--- begin ---
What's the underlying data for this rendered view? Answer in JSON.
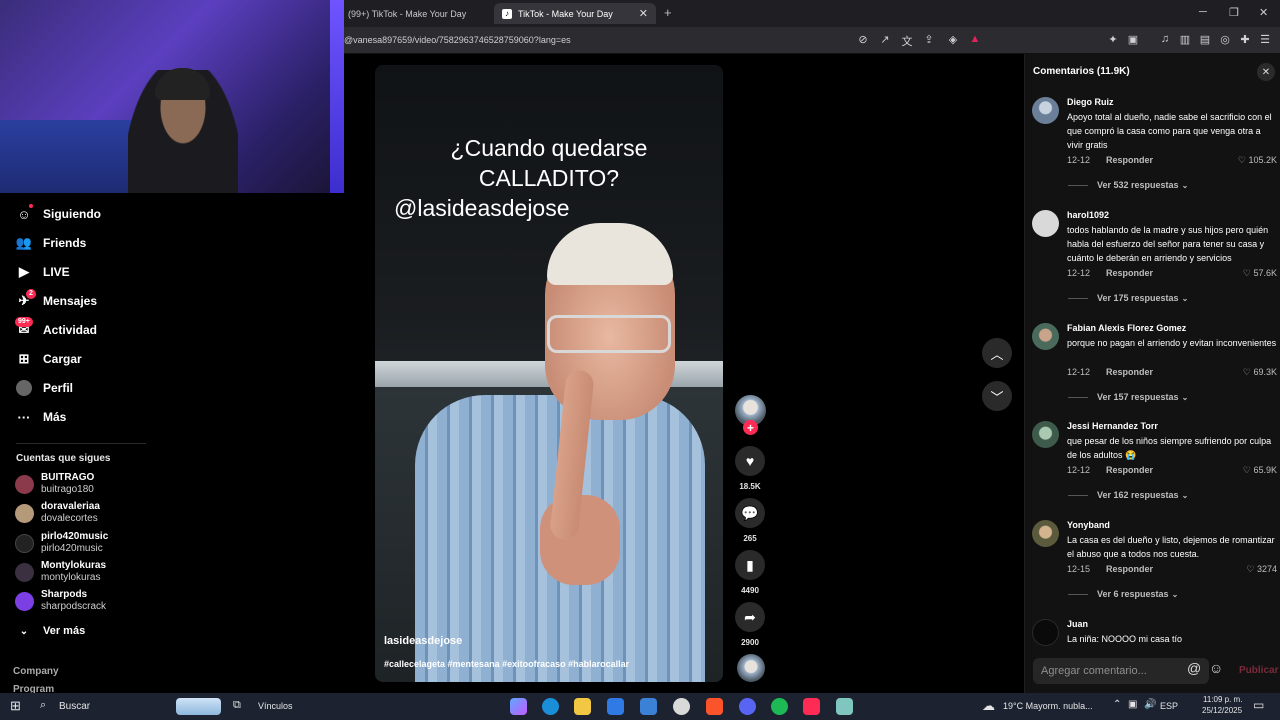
{
  "browser": {
    "tabs": [
      {
        "label": "(99+) TikTok - Make Your Day"
      },
      {
        "label": "TikTok - Make Your Day"
      }
    ],
    "url": "@vanesa897659/video/7582963746528759060?lang=es"
  },
  "sidebar": {
    "items": [
      {
        "label": "Siguiendo",
        "icon": "following-icon"
      },
      {
        "label": "Friends",
        "icon": "friends-icon"
      },
      {
        "label": "LIVE",
        "icon": "live-icon"
      },
      {
        "label": "Mensajes",
        "icon": "messages-icon",
        "badge": "2"
      },
      {
        "label": "Actividad",
        "icon": "activity-icon",
        "badge": "99+"
      },
      {
        "label": "Cargar",
        "icon": "upload-icon"
      },
      {
        "label": "Perfil",
        "icon": "profile-icon"
      },
      {
        "label": "Más",
        "icon": "more-icon"
      }
    ],
    "following_title": "Cuentas que sigues",
    "following": [
      {
        "name": "BUITRAGO",
        "handle": "buitrago180"
      },
      {
        "name": "doravaleriaa",
        "handle": "dovalecortes"
      },
      {
        "name": "pirlo420music",
        "handle": "pirlo420music"
      },
      {
        "name": "Montylokuras",
        "handle": "montylokuras"
      },
      {
        "name": "Sharpods",
        "handle": "sharpodscrack"
      }
    ],
    "see_more": "Ver más",
    "footer": [
      "Company",
      "Program"
    ]
  },
  "video": {
    "title_line1": "¿Cuando quedarse",
    "title_line2": "CALLADITO?",
    "handle_overlay": "@lasideasdejose",
    "author": "lasideasdejose",
    "hashtags": "#callecelageta #mentesana #exitoofracaso #hablarocallar"
  },
  "actions": {
    "likes": "18.5K",
    "comments": "265",
    "saves": "4490",
    "shares": "2900"
  },
  "comments_panel": {
    "title": "Comentarios (11.9K)",
    "reply_label": "Responder",
    "comments": [
      {
        "user": "Diego Ruiz",
        "text": "Apoyo total al dueño, nadie sabe el sacrificio con el que compró la casa como para que venga otra a vivir gratis",
        "date": "12-12",
        "likes": "105.2K",
        "replies": "Ver 532 respuestas"
      },
      {
        "user": "harol1092",
        "text": "todos hablando de la madre y sus hijos pero quién habla del esfuerzo del señor para tener su casa y cuánto le deberán en arriendo y servicios",
        "date": "12-12",
        "likes": "57.6K",
        "replies": "Ver 175 respuestas"
      },
      {
        "user": "Fabian Alexis Florez Gomez",
        "text": "porque no pagan el arriendo y evitan inconvenientes",
        "date": "12-12",
        "likes": "69.3K",
        "replies": "Ver 157 respuestas"
      },
      {
        "user": "Jessi Hernandez Torr",
        "text": "que pesar de los niños siempre sufriendo por culpa de los adultos 😭",
        "date": "12-12",
        "likes": "65.9K",
        "replies": "Ver 162 respuestas"
      },
      {
        "user": "Yonyband",
        "text": "La casa es del dueño y listo, dejemos de romantizar el abuso que a todos nos cuesta.",
        "date": "12-15",
        "likes": "3274",
        "replies": "Ver 6 respuestas"
      },
      {
        "user": "Juan",
        "text": "La niña: NOOOO mi casa tío",
        "date": "",
        "likes": "",
        "replies": ""
      }
    ],
    "input_placeholder": "Agregar comentario...",
    "publish_label": "Publicar"
  },
  "taskbar": {
    "search_label": "Buscar",
    "links_label": "Vínculos",
    "weather": "19°C  Mayorm. nubla...",
    "lang": "ESP",
    "time": "11:09 p. m.",
    "date": "25/12/2025"
  }
}
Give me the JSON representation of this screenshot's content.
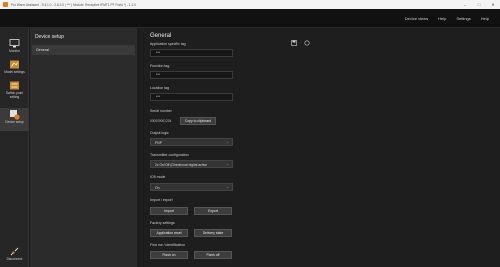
{
  "window": {
    "title": "Pro Warm Assistant - 9.3.1.0 - 2.8.2.0 | *** | Module: Receptive IPMT1 PF Ports *) - 1.2.0",
    "controls": [
      "–",
      "□",
      "✕"
    ]
  },
  "topmenu": {
    "items": [
      "Device views",
      "Help",
      "Settings",
      "Help"
    ]
  },
  "nav": {
    "items": [
      {
        "label": "Monitor",
        "icon": "monitor-icon"
      },
      {
        "label": "Model settings",
        "icon": "model-icon"
      },
      {
        "label": "Switch point setting",
        "icon": "switch-icon"
      },
      {
        "label": "Device setup",
        "icon": "device-setup-icon"
      }
    ],
    "bottom": {
      "label": "Disconnect",
      "icon": "disconnect-icon"
    }
  },
  "setup_panel": {
    "header": "Device setup",
    "items": [
      "General"
    ]
  },
  "general": {
    "title": "General",
    "app_tag_label": "Application specific tag",
    "app_tag_value": "***",
    "function_tag_label": "Function tag",
    "function_tag_value": "***",
    "location_tag_label": "Location tag",
    "location_tag_value": "***",
    "serial_label": "Serial number",
    "serial_value": "000000001234",
    "copy_button": "Copy to clipboard",
    "output_logic_label": "Output logic",
    "output_logic_value": "PNP",
    "transmitter_label": "Transmitter configuration",
    "transmitter_value": "2x On/Off (Directional digital active",
    "io_mode_label": "IO5 mode",
    "io_mode_value": "On",
    "import_export_label": "Import / export",
    "import_button": "Import",
    "export_button": "Export",
    "factory_label": "Factory settings",
    "app_reset_button": "Application reset",
    "delivery_button": "Delivery state",
    "find_label": "Find me / identification",
    "flash_on_button": "Flash on",
    "flash_off_button": "Flash off"
  }
}
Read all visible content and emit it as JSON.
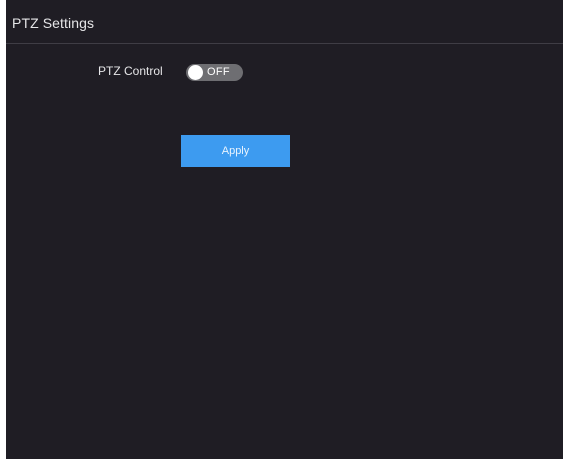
{
  "panel": {
    "title": "PTZ Settings"
  },
  "settings": {
    "ptz_control": {
      "label": "PTZ Control",
      "state_text": "OFF",
      "enabled": false
    }
  },
  "actions": {
    "apply_label": "Apply"
  },
  "colors": {
    "panel_background": "#1f1d24",
    "toggle_off": "#6e6e72",
    "accent": "#3d9bf0"
  }
}
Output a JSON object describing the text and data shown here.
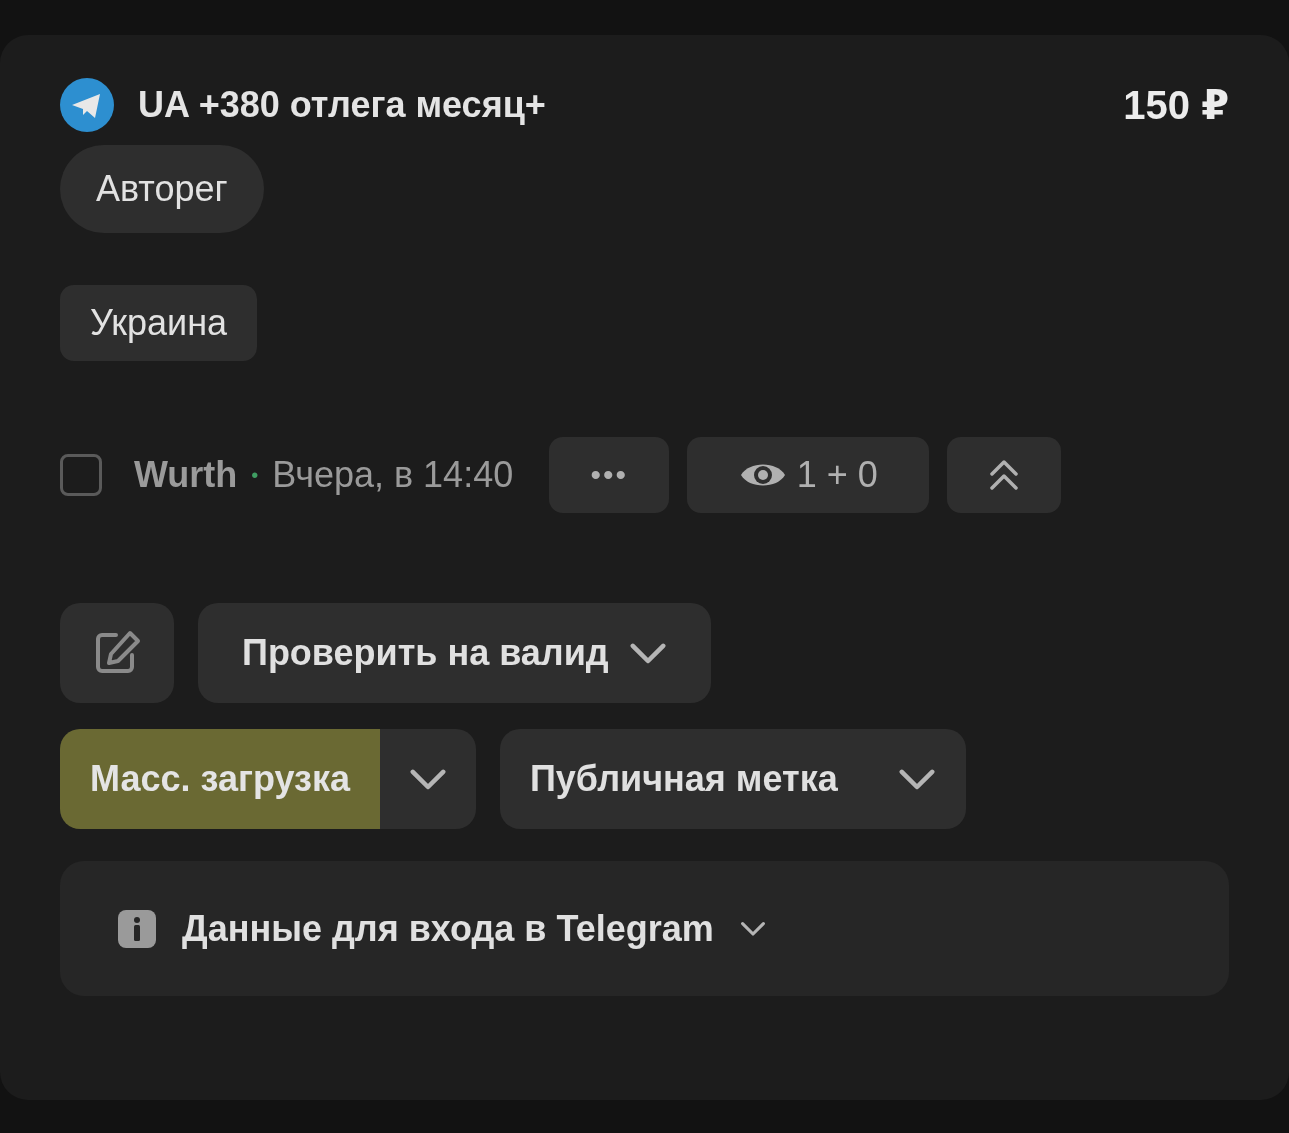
{
  "listing": {
    "title": "UA +380 отлега месяц+",
    "price": "150 ₽"
  },
  "tags": [
    {
      "label": "Авторег",
      "kind": "pill"
    },
    {
      "label": "Украина",
      "kind": "rect"
    }
  ],
  "meta": {
    "checked": false,
    "author": "Wurth",
    "separator": "•",
    "time": "Вчера, в 14:40",
    "more": "•••",
    "views": "1 + 0"
  },
  "actions": {
    "check_label": "Проверить на валид",
    "mass_upload": "Масс. загрузка",
    "public_tag": "Публичная метка"
  },
  "info": {
    "label": "Данные для входа в Telegram"
  }
}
--- end ---
-- Set problem --
Show the lines of the material that contain the word "video".

-- Response --
    "url": "@vanesa897659/video/7582963746528759060?lang=es"
  "video": {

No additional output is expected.